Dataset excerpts
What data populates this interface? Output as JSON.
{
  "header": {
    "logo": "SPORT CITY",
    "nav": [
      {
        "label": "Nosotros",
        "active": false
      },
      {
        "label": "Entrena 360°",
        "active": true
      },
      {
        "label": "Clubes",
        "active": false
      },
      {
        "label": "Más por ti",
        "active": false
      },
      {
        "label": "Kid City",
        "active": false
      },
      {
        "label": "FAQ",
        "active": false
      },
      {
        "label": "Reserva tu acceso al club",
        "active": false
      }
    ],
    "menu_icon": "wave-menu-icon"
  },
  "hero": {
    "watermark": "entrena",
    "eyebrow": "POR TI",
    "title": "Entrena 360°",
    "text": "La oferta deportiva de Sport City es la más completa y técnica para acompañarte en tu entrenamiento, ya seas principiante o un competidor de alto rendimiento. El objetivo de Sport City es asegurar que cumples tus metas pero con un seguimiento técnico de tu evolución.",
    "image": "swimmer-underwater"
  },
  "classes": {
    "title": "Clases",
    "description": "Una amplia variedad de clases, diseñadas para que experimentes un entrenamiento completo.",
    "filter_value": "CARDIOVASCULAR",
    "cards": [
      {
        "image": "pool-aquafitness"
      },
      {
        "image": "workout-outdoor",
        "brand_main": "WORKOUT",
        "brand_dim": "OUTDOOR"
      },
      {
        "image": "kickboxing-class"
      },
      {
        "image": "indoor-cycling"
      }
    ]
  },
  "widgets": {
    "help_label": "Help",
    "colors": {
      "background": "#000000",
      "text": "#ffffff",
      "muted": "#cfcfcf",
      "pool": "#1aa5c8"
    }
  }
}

_Set task_:
Where a line of the records above holds the word "text", copy that line.

_Task result_:
    "text": "La oferta deportiva de Sport City es la más completa y técnica para acompañarte en tu entrenamiento, ya seas principiante o un competidor de alto rendimiento. El objetivo de Sport City es asegurar que cumples tus metas pero con un seguimiento técnico de tu evolución.",
      "text": "#ffffff",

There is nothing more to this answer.